:: What needs to be done ::
Write the entries out again exactly as they stand, but without the pictures.

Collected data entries
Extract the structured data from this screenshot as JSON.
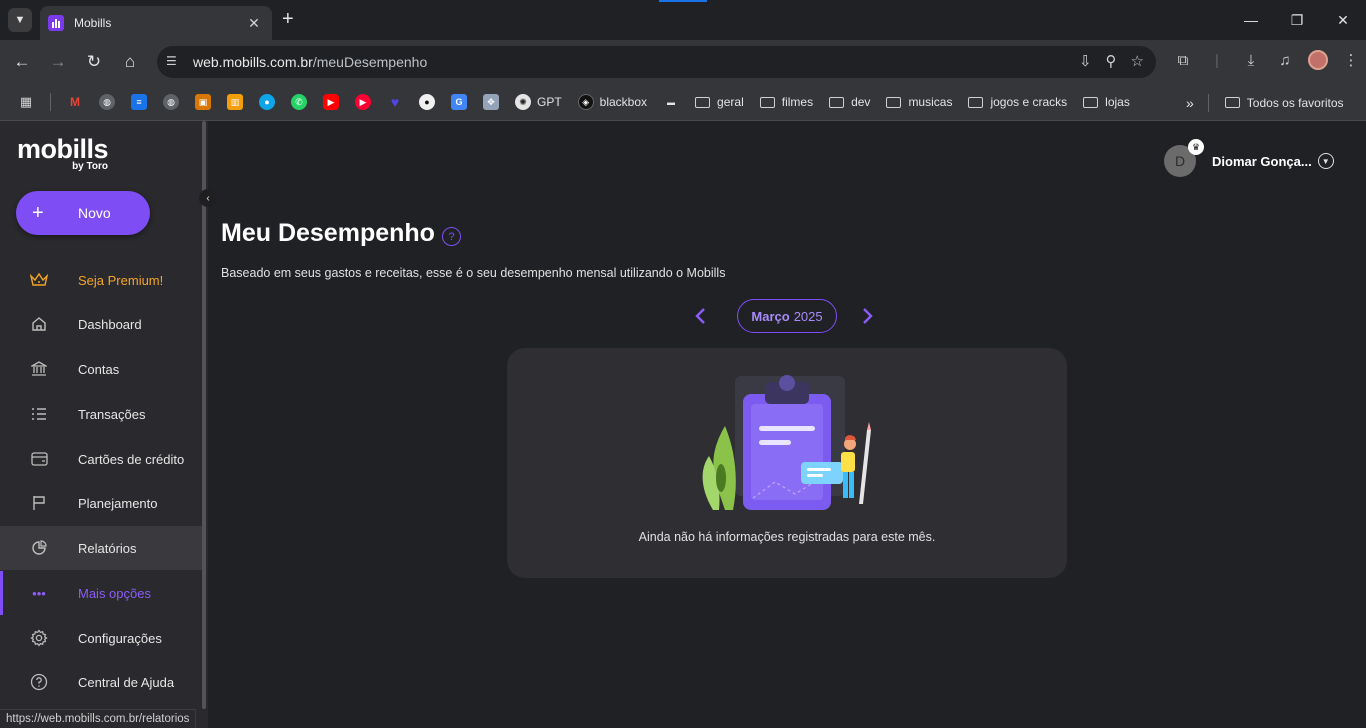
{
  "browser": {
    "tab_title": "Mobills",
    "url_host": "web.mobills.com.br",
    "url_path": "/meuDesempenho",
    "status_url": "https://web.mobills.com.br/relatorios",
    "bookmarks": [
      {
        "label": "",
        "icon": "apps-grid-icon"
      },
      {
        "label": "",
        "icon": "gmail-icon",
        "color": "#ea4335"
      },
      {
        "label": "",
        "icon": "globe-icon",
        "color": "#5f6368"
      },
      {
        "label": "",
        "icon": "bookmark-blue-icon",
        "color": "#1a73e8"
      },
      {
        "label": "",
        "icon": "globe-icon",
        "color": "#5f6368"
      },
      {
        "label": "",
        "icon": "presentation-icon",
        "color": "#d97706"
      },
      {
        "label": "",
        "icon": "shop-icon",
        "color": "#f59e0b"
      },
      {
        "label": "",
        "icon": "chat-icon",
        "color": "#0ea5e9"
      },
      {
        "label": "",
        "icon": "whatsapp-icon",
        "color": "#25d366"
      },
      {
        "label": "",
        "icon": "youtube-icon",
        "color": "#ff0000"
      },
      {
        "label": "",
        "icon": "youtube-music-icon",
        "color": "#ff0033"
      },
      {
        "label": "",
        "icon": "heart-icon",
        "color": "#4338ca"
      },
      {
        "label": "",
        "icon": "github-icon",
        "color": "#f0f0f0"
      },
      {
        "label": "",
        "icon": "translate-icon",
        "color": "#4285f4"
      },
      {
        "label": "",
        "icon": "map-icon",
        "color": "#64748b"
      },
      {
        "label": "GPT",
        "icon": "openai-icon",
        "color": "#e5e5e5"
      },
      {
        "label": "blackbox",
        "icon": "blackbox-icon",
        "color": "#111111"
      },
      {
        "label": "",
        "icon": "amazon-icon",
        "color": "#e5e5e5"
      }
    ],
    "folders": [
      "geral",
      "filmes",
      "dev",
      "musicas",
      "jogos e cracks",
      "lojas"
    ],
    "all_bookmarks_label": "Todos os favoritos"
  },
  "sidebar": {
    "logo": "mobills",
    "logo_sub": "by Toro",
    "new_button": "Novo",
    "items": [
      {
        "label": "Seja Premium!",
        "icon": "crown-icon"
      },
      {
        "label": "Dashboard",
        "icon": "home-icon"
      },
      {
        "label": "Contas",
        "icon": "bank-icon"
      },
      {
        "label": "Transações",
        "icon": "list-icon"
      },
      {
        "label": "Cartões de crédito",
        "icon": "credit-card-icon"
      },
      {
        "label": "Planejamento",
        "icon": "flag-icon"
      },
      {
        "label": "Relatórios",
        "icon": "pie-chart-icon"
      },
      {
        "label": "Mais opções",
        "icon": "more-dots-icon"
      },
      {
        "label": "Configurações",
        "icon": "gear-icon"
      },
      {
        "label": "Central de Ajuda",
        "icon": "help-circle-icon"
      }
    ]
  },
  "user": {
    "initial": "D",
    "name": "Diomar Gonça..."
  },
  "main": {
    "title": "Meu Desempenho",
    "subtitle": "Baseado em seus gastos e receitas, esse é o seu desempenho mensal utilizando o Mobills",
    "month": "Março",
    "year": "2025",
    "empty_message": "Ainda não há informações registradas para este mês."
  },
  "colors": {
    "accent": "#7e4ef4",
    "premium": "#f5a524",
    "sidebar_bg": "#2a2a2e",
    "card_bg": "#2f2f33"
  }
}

:: Response to the task ::
Extract the structured data from this screenshot as JSON.
{
  "browser": {
    "tab_title": "Mobills",
    "url_host": "web.mobills.com.br",
    "url_path": "/meuDesempenho",
    "status_url": "https://web.mobills.com.br/relatorios",
    "bookmarks": [
      {
        "label": "",
        "icon": "apps-grid-icon"
      },
      {
        "label": "",
        "icon": "gmail-icon",
        "color": "#ea4335"
      },
      {
        "label": "",
        "icon": "globe-icon",
        "color": "#5f6368"
      },
      {
        "label": "",
        "icon": "bookmark-blue-icon",
        "color": "#1a73e8"
      },
      {
        "label": "",
        "icon": "globe-icon",
        "color": "#5f6368"
      },
      {
        "label": "",
        "icon": "presentation-icon",
        "color": "#d97706"
      },
      {
        "label": "",
        "icon": "shop-icon",
        "color": "#f59e0b"
      },
      {
        "label": "",
        "icon": "chat-icon",
        "color": "#0ea5e9"
      },
      {
        "label": "",
        "icon": "whatsapp-icon",
        "color": "#25d366"
      },
      {
        "label": "",
        "icon": "youtube-icon",
        "color": "#ff0000"
      },
      {
        "label": "",
        "icon": "youtube-music-icon",
        "color": "#ff0033"
      },
      {
        "label": "",
        "icon": "heart-icon",
        "color": "#4338ca"
      },
      {
        "label": "",
        "icon": "github-icon",
        "color": "#f0f0f0"
      },
      {
        "label": "",
        "icon": "translate-icon",
        "color": "#4285f4"
      },
      {
        "label": "",
        "icon": "map-icon",
        "color": "#64748b"
      },
      {
        "label": "GPT",
        "icon": "openai-icon",
        "color": "#e5e5e5"
      },
      {
        "label": "blackbox",
        "icon": "blackbox-icon",
        "color": "#111111"
      },
      {
        "label": "",
        "icon": "amazon-icon",
        "color": "#e5e5e5"
      }
    ],
    "folders": [
      "geral",
      "filmes",
      "dev",
      "musicas",
      "jogos e cracks",
      "lojas"
    ],
    "all_bookmarks_label": "Todos os favoritos"
  },
  "sidebar": {
    "logo": "mobills",
    "logo_sub": "by Toro",
    "new_button": "Novo",
    "items": [
      {
        "label": "Seja Premium!",
        "icon": "crown-icon"
      },
      {
        "label": "Dashboard",
        "icon": "home-icon"
      },
      {
        "label": "Contas",
        "icon": "bank-icon"
      },
      {
        "label": "Transações",
        "icon": "list-icon"
      },
      {
        "label": "Cartões de crédito",
        "icon": "credit-card-icon"
      },
      {
        "label": "Planejamento",
        "icon": "flag-icon"
      },
      {
        "label": "Relatórios",
        "icon": "pie-chart-icon"
      },
      {
        "label": "Mais opções",
        "icon": "more-dots-icon"
      },
      {
        "label": "Configurações",
        "icon": "gear-icon"
      },
      {
        "label": "Central de Ajuda",
        "icon": "help-circle-icon"
      }
    ]
  },
  "user": {
    "initial": "D",
    "name": "Diomar Gonça..."
  },
  "main": {
    "title": "Meu Desempenho",
    "subtitle": "Baseado em seus gastos e receitas, esse é o seu desempenho mensal utilizando o Mobills",
    "month": "Março",
    "year": "2025",
    "empty_message": "Ainda não há informações registradas para este mês."
  },
  "colors": {
    "accent": "#7e4ef4",
    "premium": "#f5a524",
    "sidebar_bg": "#2a2a2e",
    "card_bg": "#2f2f33"
  }
}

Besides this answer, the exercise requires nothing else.